Directive: Images must not appear in your copy; reproduce every other part of the records exactly.

--- START Task data ---

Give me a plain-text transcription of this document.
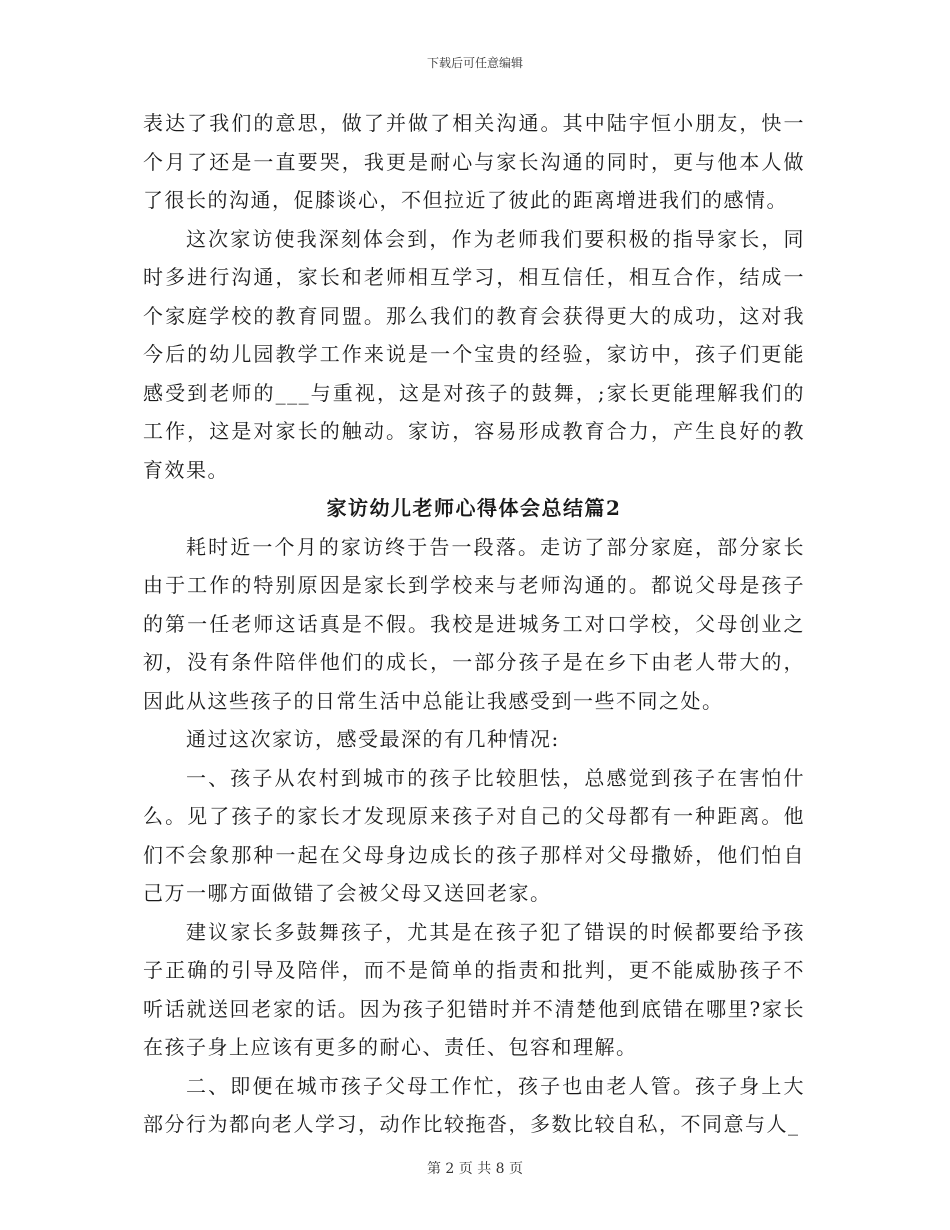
下载后可任意编辑

表达了我们的意思，做了并做了相关沟通。其中陆宇恒小朋友，快一个月了还是一直要哭，我更是耐心与家长沟通的同时，更与他本人做了很长的沟通，促膝谈心，不但拉近了彼此的距离增进我们的感情。

这次家访使我深刻体会到，作为老师我们要积极的指导家长，同时多进行沟通，家长和老师相互学习，相互信任，相互合作，结成一个家庭学校的教育同盟。那么我们的教育会获得更大的成功，这对我今后的幼儿园教学工作来说是一个宝贵的经验，家访中，孩子们更能感受到老师的___与重视，这是对孩子的鼓舞，;家长更能理解我们的工作，这是对家长的触动。家访，容易形成教育合力，产生良好的教育效果。

家访幼儿老师心得体会总结篇2

耗时近一个月的家访终于告一段落。走访了部分家庭，部分家长由于工作的特别原因是家长到学校来与老师沟通的。都说父母是孩子的第一任老师这话真是不假。我校是进城务工对口学校，父母创业之初，没有条件陪伴他们的成长，一部分孩子是在乡下由老人带大的，因此从这些孩子的日常生活中总能让我感受到一些不同之处。

通过这次家访，感受最深的有几种情况:

一、孩子从农村到城市的孩子比较胆怯，总感觉到孩子在害怕什么。见了孩子的家长才发现原来孩子对自己的父母都有一种距离。他们不会象那种一起在父母身边成长的孩子那样对父母撒娇，他们怕自己万一哪方面做错了会被父母又送回老家。

建议家长多鼓舞孩子，尤其是在孩子犯了错误的时候都要给予孩子正确的引导及陪伴，而不是简单的指责和批判，更不能威胁孩子不听话就送回老家的话。因为孩子犯错时并不清楚他到底错在哪里?家长在孩子身上应该有更多的耐心、责任、包容和理解。

二、即便在城市孩子父母工作忙，孩子也由老人管。孩子身上大部分行为都向老人学习，动作比较拖沓，多数比较自私，不同意与人_

第 2 页 共 8 页
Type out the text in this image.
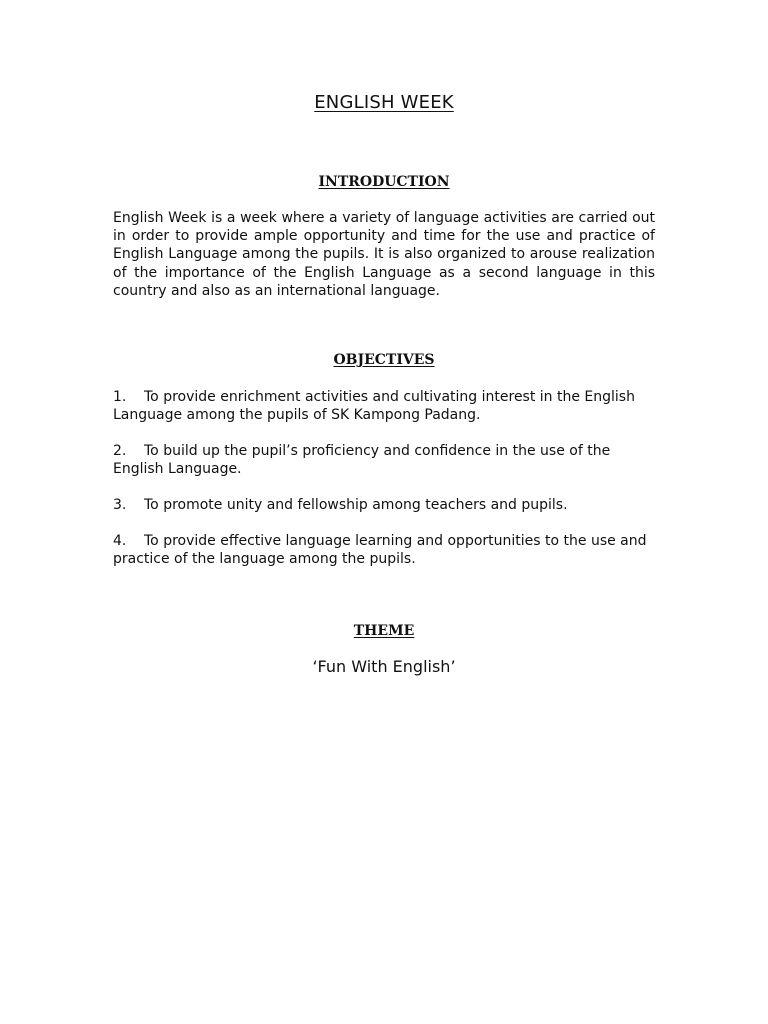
ENGLISH WEEK
INTRODUCTION

English Week is a week where a variety of language activities are carried out in order to provide ample opportunity and time for the use and practice of English Language among the pupils. It is also organized to arouse realization of the importance of the English Language as a second language in this country and also as an international language.

OBJECTIVES
1. To provide enrichment activities and cultivating interest in the English Language among the pupils of SK Kampong Padang.
2. To build up the pupil’s proficiency and confidence in the use of the English Language.
3. To promote unity and fellowship among teachers and pupils.
4. To provide effective language learning and opportunities to the use and practice of the language among the pupils.
THEME

‘Fun With English’
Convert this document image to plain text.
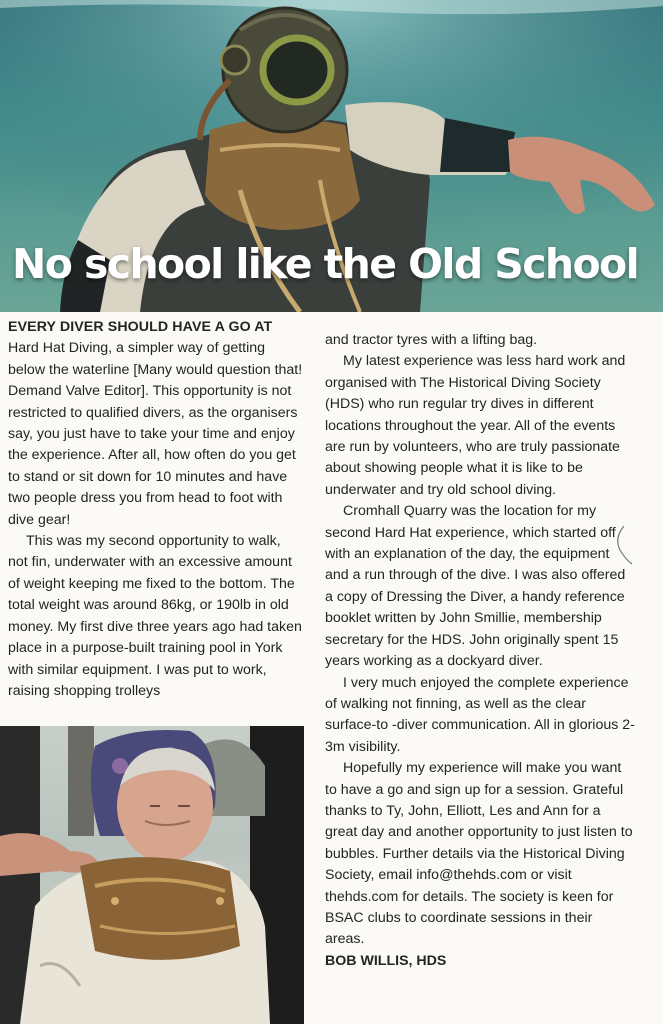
No school like the Old School

EVERY DIVER SHOULD HAVE A GO AT
Hard Hat Diving, a simpler way of getting below the waterline [Many would question that! Demand Valve Editor]. This opportunity is not restricted to qualified divers, as the organisers say, you just have to take your time and enjoy the experience. After all, how often do you get to stand or sit down for 10 minutes and have two people dress you from head to foot with dive gear!

This was my second opportunity to walk, not fin, underwater with an excessive amount of weight keeping me fixed to the bottom. The total weight was around 86kg, or 190lb in old money. My first dive three years ago had taken place in a purpose-built training pool in York with similar equipment. I was put to work, raising shopping trolleys

and tractor tyres with a lifting bag.

My latest experience was less hard work and organised with The Historical Diving Society (HDS) who run regular try dives in different locations throughout the year. All of the events are run by volunteers, who are truly passionate about showing people what it is like to be underwater and try old school diving.

Cromhall Quarry was the location for my second Hard Hat experience, which started off with an explanation of the day, the equipment and a run through of the dive. I was also offered a copy of Dressing the Diver, a handy reference booklet written by John Smillie, membership secretary for the HDS. John originally spent 15 years working as a dockyard diver.

I very much enjoyed the complete experience of walking not finning, as well as the clear surface-to -diver communication. All in glorious 2-3m visibility.

Hopefully my experience will make you want to have a go and sign up for a session. Grateful thanks to Ty, John, Elliott, Les and Ann for a great day and another opportunity to just listen to bubbles. Further details via the Historical Diving Society, email info@thehds.com or visit thehds.com for details. The society is keen for BSAC clubs to coordinate sessions in their areas.

BOB WILLIS, HDS
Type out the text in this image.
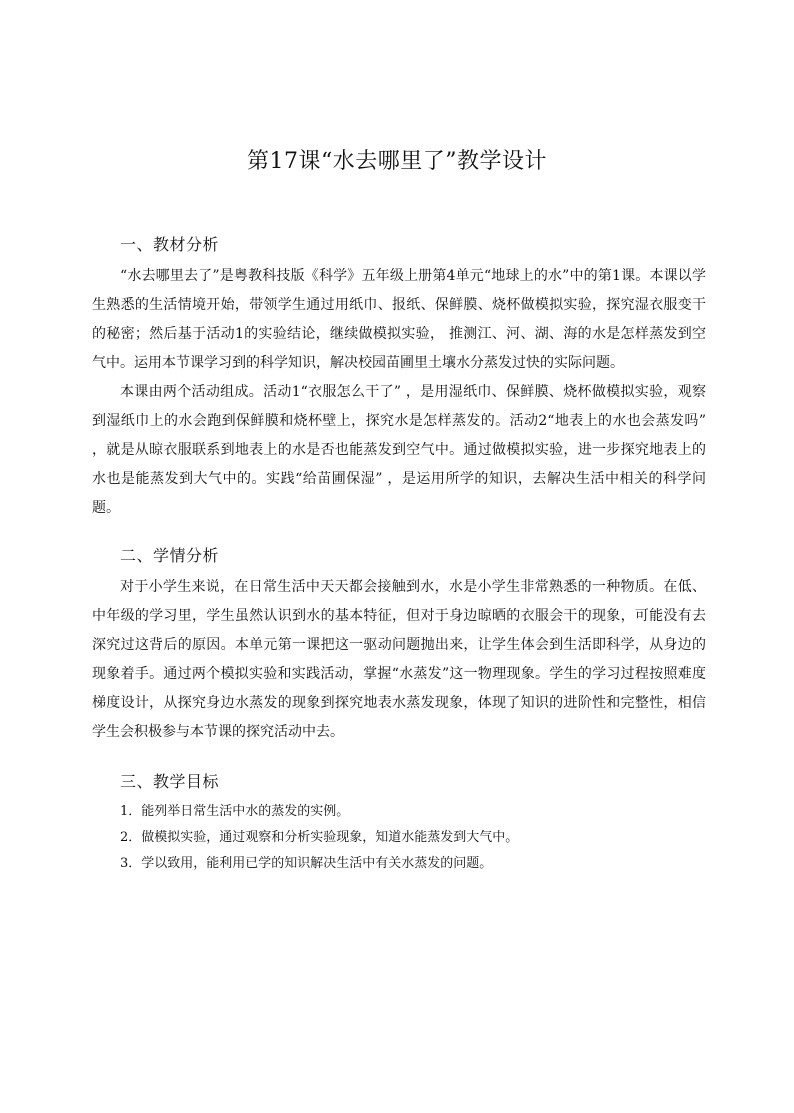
第17课“水去哪里了”教学设计
一、教材分析

“水去哪里去了”是粤教科技版《科学》五年级上册第4单元“地球上的水”中的第1课。本课以学生熟悉的生活情境开始，带领学生通过用纸巾、报纸、保鲜膜、烧杯做模拟实验，探究湿衣服变干的秘密；然后基于活动1的实验结论，继续做模拟实验， 推测江、河、湖、海的水是怎样蒸发到空气中。运用本节课学习到的科学知识，解决校园苗圃里土壤水分蒸发过快的实际问题。

本课由两个活动组成。活动1“衣服怎么干了” ，是用湿纸巾、保鲜膜、烧杯做模拟实验，观察到湿纸巾上的水会跑到保鲜膜和烧杯壁上，探究水是怎样蒸发的。活动2“地表上的水也会蒸发吗” ，就是从晾衣服联系到地表上的水是否也能蒸发到空气中。通过做模拟实验，进一步探究地表上的水也是能蒸发到大气中的。实践“给苗圃保湿” ，是运用所学的知识，去解决生活中相关的科学问题。

二、学情分析

对于小学生来说，在日常生活中天天都会接触到水，水是小学生非常熟悉的一种物质。在低、中年级的学习里，学生虽然认识到水的基本特征，但对于身边晾晒的衣服会干的现象，可能没有去深究过这背后的原因。本单元第一课把这一驱动问题抛出来，让学生体会到生活即科学，从身边的现象着手。通过两个模拟实验和实践活动，掌握“水蒸发”这一物理现象。学生的学习过程按照难度梯度设计，从探究身边水蒸发的现象到探究地表水蒸发现象，体现了知识的进阶性和完整性，相信学生会积极参与本节课的探究活动中去。

三、教学目标

1．能列举日常生活中水的蒸发的实例。

2．做模拟实验，通过观察和分析实验现象，知道水能蒸发到大气中。

3．学以致用，能利用已学的知识解决生活中有关水蒸发的问题。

--- END Task data ---

Solution below:
Give me a plain-text transcription of this document.
下载后可任意编辑

表达了我们的意思，做了并做了相关沟通。其中陆宇恒小朋友，快一个月了还是一直要哭，我更是耐心与家长沟通的同时，更与他本人做了很长的沟通，促膝谈心，不但拉近了彼此的距离增进我们的感情。

这次家访使我深刻体会到，作为老师我们要积极的指导家长，同时多进行沟通，家长和老师相互学习，相互信任，相互合作，结成一个家庭学校的教育同盟。那么我们的教育会获得更大的成功，这对我今后的幼儿园教学工作来说是一个宝贵的经验，家访中，孩子们更能感受到老师的___与重视，这是对孩子的鼓舞，;家长更能理解我们的工作，这是对家长的触动。家访，容易形成教育合力，产生良好的教育效果。

家访幼儿老师心得体会总结篇2

耗时近一个月的家访终于告一段落。走访了部分家庭，部分家长由于工作的特别原因是家长到学校来与老师沟通的。都说父母是孩子的第一任老师这话真是不假。我校是进城务工对口学校，父母创业之初，没有条件陪伴他们的成长，一部分孩子是在乡下由老人带大的，因此从这些孩子的日常生活中总能让我感受到一些不同之处。

通过这次家访，感受最深的有几种情况:

一、孩子从农村到城市的孩子比较胆怯，总感觉到孩子在害怕什么。见了孩子的家长才发现原来孩子对自己的父母都有一种距离。他们不会象那种一起在父母身边成长的孩子那样对父母撒娇，他们怕自己万一哪方面做错了会被父母又送回老家。

建议家长多鼓舞孩子，尤其是在孩子犯了错误的时候都要给予孩子正确的引导及陪伴，而不是简单的指责和批判，更不能威胁孩子不听话就送回老家的话。因为孩子犯错时并不清楚他到底错在哪里?家长在孩子身上应该有更多的耐心、责任、包容和理解。

二、即便在城市孩子父母工作忙，孩子也由老人管。孩子身上大部分行为都向老人学习，动作比较拖沓，多数比较自私，不同意与人_

第 2 页 共 8 页
Type out the text in this image.
ENGLISH WEEK
INTRODUCTION

English Week is a week where a variety of language activities are carried out in order to provide ample opportunity and time for the use and practice of English Language among the pupils. It is also organized to arouse realization of the importance of the English Language as a second language in this country and also as an international language.

OBJECTIVES
1. To provide enrichment activities and cultivating interest in the English Language among the pupils of SK Kampong Padang.
2. To build up the pupil’s proficiency and confidence in the use of the English Language.
3. To promote unity and fellowship among teachers and pupils.
4. To provide effective language learning and opportunities to the use and practice of the language among the pupils.
THEME

‘Fun With English’
Convert this document image to plain text.
No school like the Old School

EVERY DIVER SHOULD HAVE A GO AT
Hard Hat Diving, a simpler way of getting below the waterline [Many would question that! Demand Valve Editor]. This opportunity is not restricted to qualified divers, as the organisers say, you just have to take your time and enjoy the experience. After all, how often do you get to stand or sit down for 10 minutes and have two people dress you from head to foot with dive gear!

This was my second opportunity to walk, not fin, underwater with an excessive amount of weight keeping me fixed to the bottom. The total weight was around 86kg, or 190lb in old money. My first dive three years ago had taken place in a purpose-built training pool in York with similar equipment. I was put to work, raising shopping trolleys

and tractor tyres with a lifting bag.

My latest experience was less hard work and organised with The Historical Diving Society (HDS) who run regular try dives in different locations throughout the year. All of the events are run by volunteers, who are truly passionate about showing people what it is like to be underwater and try old school diving.

Cromhall Quarry was the location for my second Hard Hat experience, which started off with an explanation of the day, the equipment and a run through of the dive. I was also offered a copy of Dressing the Diver, a handy reference booklet written by John Smillie, membership secretary for the HDS. John originally spent 15 years working as a dockyard diver.

I very much enjoyed the complete experience of walking not finning, as well as the clear surface-to -diver communication. All in glorious 2-3m visibility.

Hopefully my experience will make you want to have a go and sign up for a session. Grateful thanks to Ty, John, Elliott, Les and Ann for a great day and another opportunity to just listen to bubbles. Further details via the Historical Diving Society, email info@thehds.com or visit thehds.com for details. The society is keen for BSAC clubs to coordinate sessions in their areas.

BOB WILLIS, HDS
Type out the text in this image.
第17课“水去哪里了”教学设计
一、教材分析

“水去哪里去了”是粤教科技版《科学》五年级上册第4单元“地球上的水”中的第1课。本课以学生熟悉的生活情境开始，带领学生通过用纸巾、报纸、保鲜膜、烧杯做模拟实验，探究湿衣服变干的秘密；然后基于活动1的实验结论，继续做模拟实验， 推测江、河、湖、海的水是怎样蒸发到空气中。运用本节课学习到的科学知识，解决校园苗圃里土壤水分蒸发过快的实际问题。

本课由两个活动组成。活动1“衣服怎么干了” ，是用湿纸巾、保鲜膜、烧杯做模拟实验，观察到湿纸巾上的水会跑到保鲜膜和烧杯壁上，探究水是怎样蒸发的。活动2“地表上的水也会蒸发吗” ，就是从晾衣服联系到地表上的水是否也能蒸发到空气中。通过做模拟实验，进一步探究地表上的水也是能蒸发到大气中的。实践“给苗圃保湿” ，是运用所学的知识，去解决生活中相关的科学问题。

二、学情分析

对于小学生来说，在日常生活中天天都会接触到水，水是小学生非常熟悉的一种物质。在低、中年级的学习里，学生虽然认识到水的基本特征，但对于身边晾晒的衣服会干的现象，可能没有去深究过这背后的原因。本单元第一课把这一驱动问题抛出来，让学生体会到生活即科学，从身边的现象着手。通过两个模拟实验和实践活动，掌握“水蒸发”这一物理现象。学生的学习过程按照难度梯度设计，从探究身边水蒸发的现象到探究地表水蒸发现象，体现了知识的进阶性和完整性，相信学生会积极参与本节课的探究活动中去。

三、教学目标

1．能列举日常生活中水的蒸发的实例。

2．做模拟实验，通过观察和分析实验现象，知道水能蒸发到大气中。

3．学以致用，能利用已学的知识解决生活中有关水蒸发的问题。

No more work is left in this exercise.